Saved entries
>>>>

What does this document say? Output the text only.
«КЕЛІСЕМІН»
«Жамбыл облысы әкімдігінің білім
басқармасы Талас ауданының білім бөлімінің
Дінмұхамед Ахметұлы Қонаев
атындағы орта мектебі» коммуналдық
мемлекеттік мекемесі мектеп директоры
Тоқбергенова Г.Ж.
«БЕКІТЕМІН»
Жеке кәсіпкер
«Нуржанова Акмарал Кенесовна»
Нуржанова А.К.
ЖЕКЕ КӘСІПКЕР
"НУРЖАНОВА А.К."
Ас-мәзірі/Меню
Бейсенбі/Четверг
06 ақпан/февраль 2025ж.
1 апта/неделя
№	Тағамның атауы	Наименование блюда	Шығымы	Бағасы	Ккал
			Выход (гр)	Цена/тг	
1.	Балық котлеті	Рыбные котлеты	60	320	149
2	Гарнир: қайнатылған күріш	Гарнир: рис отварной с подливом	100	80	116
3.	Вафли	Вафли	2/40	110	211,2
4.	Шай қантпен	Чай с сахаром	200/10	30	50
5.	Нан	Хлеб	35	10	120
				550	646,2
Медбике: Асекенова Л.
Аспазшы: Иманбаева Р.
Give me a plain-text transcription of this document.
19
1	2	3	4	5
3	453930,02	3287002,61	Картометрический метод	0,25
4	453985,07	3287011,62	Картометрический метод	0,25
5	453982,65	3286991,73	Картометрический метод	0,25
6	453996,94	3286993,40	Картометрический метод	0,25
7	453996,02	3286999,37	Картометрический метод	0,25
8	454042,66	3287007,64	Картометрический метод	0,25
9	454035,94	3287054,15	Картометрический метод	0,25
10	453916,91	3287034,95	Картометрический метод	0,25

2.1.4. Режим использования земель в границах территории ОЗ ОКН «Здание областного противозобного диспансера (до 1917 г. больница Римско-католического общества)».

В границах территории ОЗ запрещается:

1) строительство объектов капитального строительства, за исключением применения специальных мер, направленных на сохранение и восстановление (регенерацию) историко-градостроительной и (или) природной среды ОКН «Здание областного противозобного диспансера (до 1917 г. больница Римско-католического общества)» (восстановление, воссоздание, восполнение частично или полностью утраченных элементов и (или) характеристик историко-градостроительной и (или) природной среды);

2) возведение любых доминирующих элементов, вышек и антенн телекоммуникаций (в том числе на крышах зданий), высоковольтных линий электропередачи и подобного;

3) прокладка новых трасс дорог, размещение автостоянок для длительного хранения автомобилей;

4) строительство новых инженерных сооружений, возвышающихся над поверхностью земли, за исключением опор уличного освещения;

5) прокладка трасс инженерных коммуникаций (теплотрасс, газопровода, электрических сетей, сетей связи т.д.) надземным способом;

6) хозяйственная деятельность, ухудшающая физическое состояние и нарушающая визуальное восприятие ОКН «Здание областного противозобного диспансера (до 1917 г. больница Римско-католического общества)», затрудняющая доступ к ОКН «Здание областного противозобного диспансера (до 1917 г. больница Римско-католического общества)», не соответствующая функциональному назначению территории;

<<<<
>>>>

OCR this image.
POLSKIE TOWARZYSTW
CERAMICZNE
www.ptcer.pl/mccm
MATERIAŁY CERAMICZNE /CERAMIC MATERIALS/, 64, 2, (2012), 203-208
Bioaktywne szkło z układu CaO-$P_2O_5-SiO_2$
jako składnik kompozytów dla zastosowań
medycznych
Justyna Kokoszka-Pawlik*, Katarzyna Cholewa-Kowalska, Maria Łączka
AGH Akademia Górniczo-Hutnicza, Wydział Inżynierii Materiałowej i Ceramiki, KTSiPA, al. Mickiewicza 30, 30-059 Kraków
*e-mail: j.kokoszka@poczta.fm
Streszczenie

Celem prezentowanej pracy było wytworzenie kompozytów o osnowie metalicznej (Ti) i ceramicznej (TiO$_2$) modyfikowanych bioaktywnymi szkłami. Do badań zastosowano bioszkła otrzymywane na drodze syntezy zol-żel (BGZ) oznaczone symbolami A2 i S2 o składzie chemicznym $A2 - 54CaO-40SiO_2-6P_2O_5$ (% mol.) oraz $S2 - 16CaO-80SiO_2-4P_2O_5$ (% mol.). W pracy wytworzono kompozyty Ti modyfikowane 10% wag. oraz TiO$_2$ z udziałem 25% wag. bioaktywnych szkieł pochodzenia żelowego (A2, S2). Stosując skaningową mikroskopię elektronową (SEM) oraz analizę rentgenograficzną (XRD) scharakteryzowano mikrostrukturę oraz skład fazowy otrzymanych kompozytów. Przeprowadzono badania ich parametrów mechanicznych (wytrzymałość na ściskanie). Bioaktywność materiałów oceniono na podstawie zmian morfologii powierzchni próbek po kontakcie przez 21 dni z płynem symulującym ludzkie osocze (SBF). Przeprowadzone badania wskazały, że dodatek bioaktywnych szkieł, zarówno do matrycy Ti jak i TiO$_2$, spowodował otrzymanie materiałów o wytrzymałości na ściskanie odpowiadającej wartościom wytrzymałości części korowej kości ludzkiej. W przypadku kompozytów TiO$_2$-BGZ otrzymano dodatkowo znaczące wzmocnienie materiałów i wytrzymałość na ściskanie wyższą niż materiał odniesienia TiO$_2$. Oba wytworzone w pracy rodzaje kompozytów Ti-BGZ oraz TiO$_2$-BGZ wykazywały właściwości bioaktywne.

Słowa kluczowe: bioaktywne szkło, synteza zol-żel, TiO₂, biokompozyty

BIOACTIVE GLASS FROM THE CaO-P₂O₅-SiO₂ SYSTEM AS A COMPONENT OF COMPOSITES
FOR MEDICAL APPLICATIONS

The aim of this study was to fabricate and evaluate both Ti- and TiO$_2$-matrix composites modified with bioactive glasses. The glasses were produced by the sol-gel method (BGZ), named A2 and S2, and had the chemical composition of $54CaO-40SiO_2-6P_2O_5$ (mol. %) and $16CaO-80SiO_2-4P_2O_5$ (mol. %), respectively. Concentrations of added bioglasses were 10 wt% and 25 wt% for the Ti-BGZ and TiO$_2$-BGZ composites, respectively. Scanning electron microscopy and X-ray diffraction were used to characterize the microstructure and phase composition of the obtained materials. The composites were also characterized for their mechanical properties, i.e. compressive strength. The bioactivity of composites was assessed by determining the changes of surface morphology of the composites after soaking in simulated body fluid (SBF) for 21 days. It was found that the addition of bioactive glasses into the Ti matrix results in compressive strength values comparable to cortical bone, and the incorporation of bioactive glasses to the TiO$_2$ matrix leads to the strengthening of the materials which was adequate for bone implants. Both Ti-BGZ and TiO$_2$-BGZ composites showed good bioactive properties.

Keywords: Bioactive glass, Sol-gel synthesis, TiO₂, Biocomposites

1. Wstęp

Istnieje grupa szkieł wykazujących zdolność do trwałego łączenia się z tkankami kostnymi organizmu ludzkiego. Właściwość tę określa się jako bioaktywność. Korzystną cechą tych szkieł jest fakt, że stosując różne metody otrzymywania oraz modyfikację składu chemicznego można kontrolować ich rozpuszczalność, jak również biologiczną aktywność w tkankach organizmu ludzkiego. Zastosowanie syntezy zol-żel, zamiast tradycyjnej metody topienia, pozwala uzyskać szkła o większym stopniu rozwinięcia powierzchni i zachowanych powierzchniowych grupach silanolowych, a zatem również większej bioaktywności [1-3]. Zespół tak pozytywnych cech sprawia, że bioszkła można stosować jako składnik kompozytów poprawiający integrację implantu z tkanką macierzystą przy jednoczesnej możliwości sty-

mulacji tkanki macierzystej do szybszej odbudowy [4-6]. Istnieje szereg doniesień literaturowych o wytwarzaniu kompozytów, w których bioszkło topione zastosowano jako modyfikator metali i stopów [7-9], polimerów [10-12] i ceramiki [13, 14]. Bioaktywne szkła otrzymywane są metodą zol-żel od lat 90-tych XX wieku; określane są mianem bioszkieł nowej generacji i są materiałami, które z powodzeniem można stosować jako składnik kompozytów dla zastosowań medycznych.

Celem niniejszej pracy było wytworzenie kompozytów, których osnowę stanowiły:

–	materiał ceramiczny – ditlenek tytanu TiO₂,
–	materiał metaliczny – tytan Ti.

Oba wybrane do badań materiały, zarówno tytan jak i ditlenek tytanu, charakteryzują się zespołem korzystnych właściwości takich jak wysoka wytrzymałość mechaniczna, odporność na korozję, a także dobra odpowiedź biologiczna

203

<<<<
>>>>

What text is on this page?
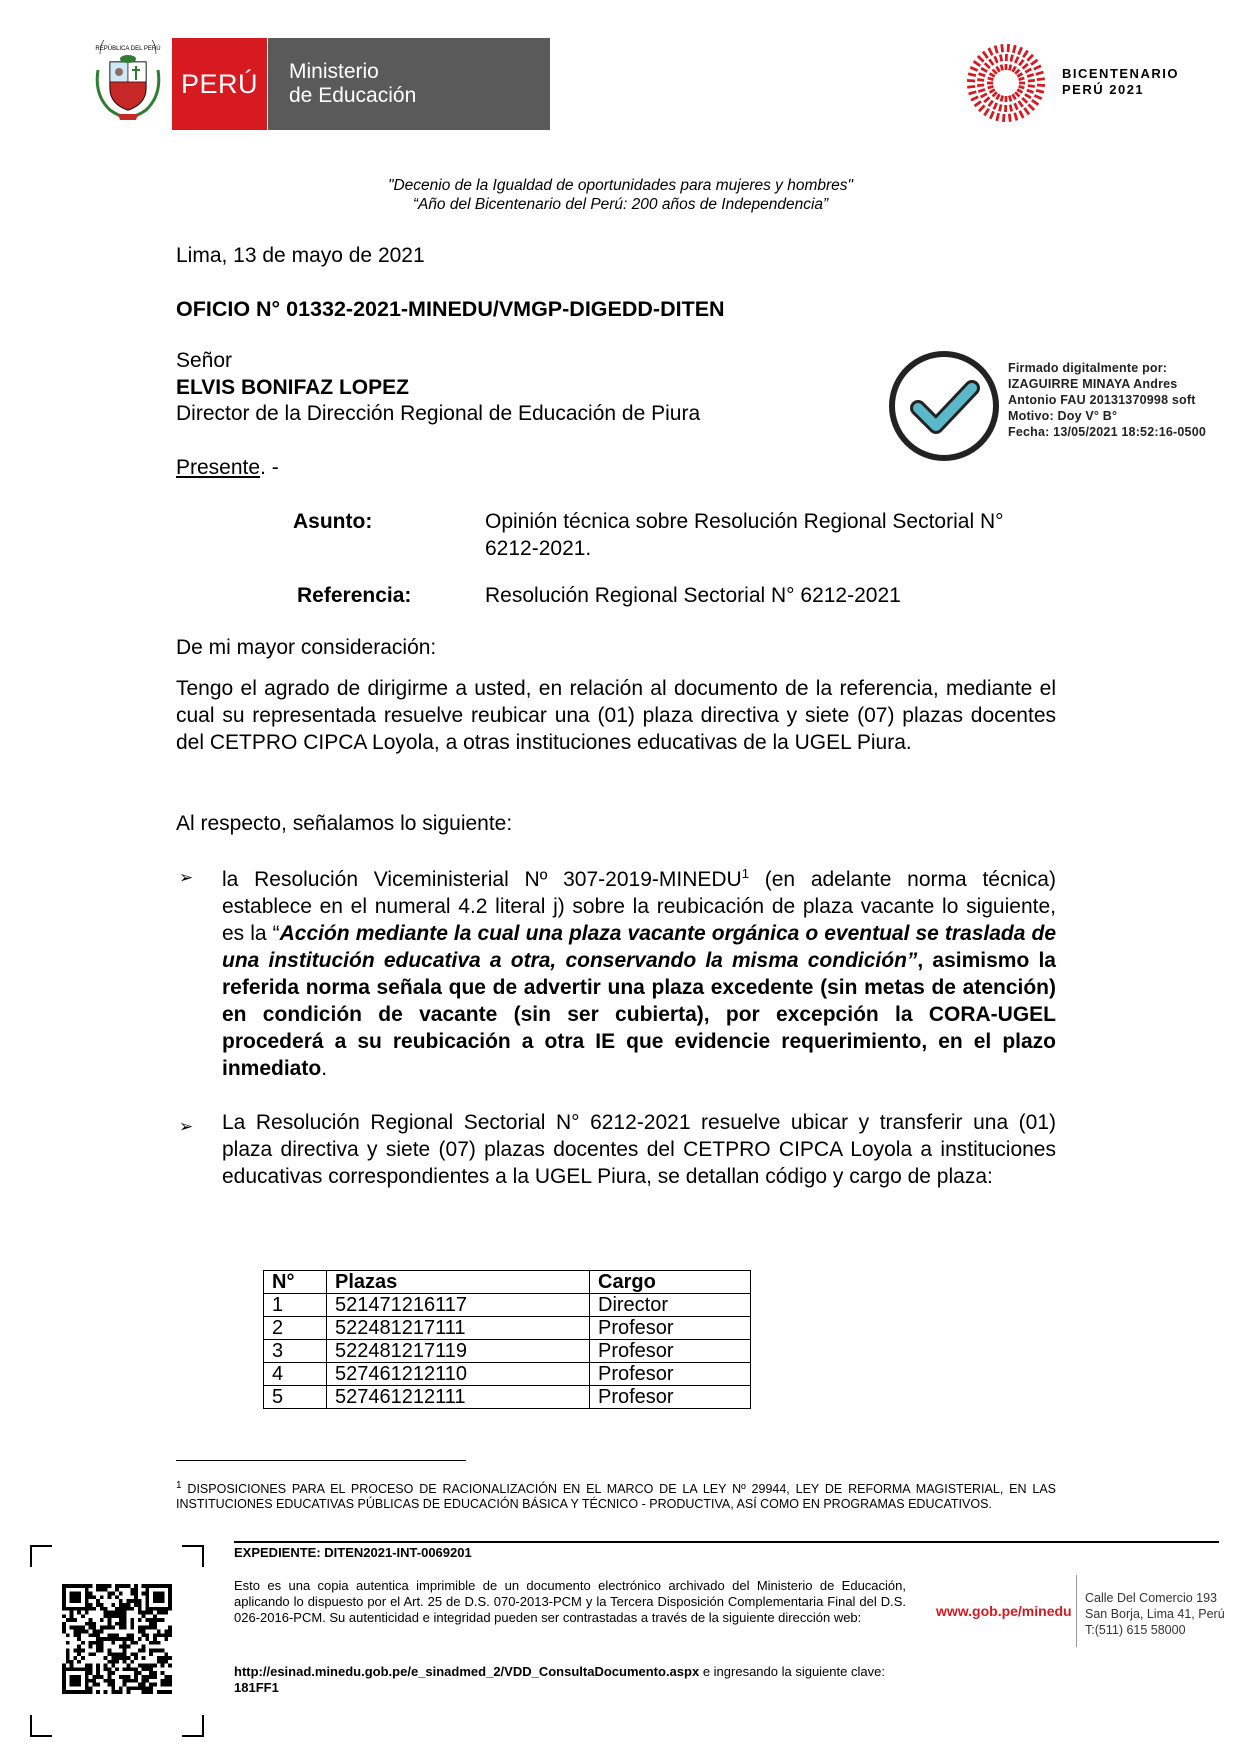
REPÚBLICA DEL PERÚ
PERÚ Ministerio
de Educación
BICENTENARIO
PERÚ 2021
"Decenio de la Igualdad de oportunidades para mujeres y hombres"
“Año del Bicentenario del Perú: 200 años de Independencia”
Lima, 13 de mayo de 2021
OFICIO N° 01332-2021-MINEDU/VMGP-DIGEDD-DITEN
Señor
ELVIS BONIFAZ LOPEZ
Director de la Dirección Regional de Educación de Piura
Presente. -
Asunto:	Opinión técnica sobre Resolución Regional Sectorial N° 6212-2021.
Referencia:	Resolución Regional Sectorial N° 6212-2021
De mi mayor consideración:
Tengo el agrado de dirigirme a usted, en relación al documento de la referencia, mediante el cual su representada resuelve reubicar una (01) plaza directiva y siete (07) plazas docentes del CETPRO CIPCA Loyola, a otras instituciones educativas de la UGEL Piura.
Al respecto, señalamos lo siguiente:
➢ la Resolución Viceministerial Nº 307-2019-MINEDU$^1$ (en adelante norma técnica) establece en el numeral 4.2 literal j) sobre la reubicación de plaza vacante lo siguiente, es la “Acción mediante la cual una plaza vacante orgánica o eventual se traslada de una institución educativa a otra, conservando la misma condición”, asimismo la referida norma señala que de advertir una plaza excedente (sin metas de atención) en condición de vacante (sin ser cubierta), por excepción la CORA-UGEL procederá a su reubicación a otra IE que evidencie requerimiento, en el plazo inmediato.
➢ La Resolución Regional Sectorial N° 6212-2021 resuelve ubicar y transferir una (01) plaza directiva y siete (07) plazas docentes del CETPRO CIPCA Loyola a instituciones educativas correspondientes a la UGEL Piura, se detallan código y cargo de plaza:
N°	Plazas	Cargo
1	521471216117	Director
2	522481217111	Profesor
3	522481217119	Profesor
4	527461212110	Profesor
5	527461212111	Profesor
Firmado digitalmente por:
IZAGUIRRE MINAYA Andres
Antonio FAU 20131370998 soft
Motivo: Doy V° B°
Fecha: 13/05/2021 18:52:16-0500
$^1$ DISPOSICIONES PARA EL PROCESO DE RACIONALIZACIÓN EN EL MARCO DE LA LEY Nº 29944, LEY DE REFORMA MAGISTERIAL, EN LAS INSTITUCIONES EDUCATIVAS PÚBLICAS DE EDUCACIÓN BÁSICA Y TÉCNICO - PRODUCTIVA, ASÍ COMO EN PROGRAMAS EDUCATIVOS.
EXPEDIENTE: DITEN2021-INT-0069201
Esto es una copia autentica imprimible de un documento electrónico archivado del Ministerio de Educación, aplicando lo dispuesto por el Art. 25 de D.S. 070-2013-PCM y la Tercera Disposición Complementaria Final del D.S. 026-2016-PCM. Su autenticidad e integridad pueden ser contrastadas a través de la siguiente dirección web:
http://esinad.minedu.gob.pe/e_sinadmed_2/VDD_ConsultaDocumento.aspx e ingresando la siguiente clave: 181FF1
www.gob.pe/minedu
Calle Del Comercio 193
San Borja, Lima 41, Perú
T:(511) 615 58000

<<<<

Challenge - Identify the lines in the entries that hold "medycznych" and return each one.

Correct result -
medycznych
mulacji tkanki macierzystej do szybszej odbudowy [4-6]. Istnieje szereg doniesień literaturowych o wytwarzaniu kompozytów, w których bioszkło topione zastosowano jako modyfikator metali i stopów [7-9], polimerów [10-12] i ceramiki [13, 14]. Bioaktywne szkła otrzymywane są metodą zol-żel od lat 90-tych XX wieku; określane są mianem bioszkieł nowej generacji i są materiałami, które z powodzeniem można stosować jako składnik kompozytów dla zastosowań medycznych.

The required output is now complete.